Task goal:
Only lines with the word "title" are needed; collect each of them from the listing below.

Data listing:
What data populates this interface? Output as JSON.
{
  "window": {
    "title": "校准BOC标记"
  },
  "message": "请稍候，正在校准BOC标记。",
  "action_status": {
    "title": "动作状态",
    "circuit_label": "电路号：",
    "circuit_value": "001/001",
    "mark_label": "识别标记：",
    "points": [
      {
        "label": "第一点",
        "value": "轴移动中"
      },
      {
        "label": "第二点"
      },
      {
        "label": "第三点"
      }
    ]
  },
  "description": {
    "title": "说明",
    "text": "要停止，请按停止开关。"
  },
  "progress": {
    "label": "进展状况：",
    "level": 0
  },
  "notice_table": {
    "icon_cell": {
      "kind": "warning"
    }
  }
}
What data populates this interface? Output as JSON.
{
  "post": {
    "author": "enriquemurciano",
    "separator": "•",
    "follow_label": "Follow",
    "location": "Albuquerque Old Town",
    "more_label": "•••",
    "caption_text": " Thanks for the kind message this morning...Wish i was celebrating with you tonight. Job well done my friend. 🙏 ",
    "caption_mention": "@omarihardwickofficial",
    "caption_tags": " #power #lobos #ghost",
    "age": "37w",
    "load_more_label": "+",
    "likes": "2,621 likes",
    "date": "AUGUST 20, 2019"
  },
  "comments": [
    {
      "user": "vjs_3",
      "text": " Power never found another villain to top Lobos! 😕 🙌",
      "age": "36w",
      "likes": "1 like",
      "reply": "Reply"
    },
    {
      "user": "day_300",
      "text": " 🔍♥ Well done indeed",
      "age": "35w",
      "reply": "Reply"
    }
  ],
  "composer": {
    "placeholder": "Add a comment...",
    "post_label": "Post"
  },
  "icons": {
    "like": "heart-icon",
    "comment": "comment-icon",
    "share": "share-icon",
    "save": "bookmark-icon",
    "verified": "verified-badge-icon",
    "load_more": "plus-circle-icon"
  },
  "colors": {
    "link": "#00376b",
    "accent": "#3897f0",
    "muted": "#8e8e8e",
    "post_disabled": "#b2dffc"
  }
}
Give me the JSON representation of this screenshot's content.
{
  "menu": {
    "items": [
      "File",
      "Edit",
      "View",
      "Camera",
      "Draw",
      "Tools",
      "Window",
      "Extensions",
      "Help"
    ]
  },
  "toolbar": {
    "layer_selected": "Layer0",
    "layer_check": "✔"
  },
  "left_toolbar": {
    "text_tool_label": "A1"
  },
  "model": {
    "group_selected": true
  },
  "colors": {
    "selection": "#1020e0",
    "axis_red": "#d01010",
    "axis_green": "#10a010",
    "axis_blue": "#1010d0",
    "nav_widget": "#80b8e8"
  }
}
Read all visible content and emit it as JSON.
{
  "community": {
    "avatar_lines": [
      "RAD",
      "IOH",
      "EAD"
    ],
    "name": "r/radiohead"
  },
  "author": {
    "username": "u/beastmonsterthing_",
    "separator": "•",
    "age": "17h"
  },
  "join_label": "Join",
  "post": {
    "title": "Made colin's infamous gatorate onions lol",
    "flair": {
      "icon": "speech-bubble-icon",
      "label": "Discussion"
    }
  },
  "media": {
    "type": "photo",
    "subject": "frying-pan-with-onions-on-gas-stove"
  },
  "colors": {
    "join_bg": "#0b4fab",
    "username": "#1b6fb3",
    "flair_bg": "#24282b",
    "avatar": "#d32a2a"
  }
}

Solved problem:
    "title": "校准BOC标记"
    "title": "动作状态",
    "title": "说明",
    "title": "Made colin's infamous gatorate onions lol",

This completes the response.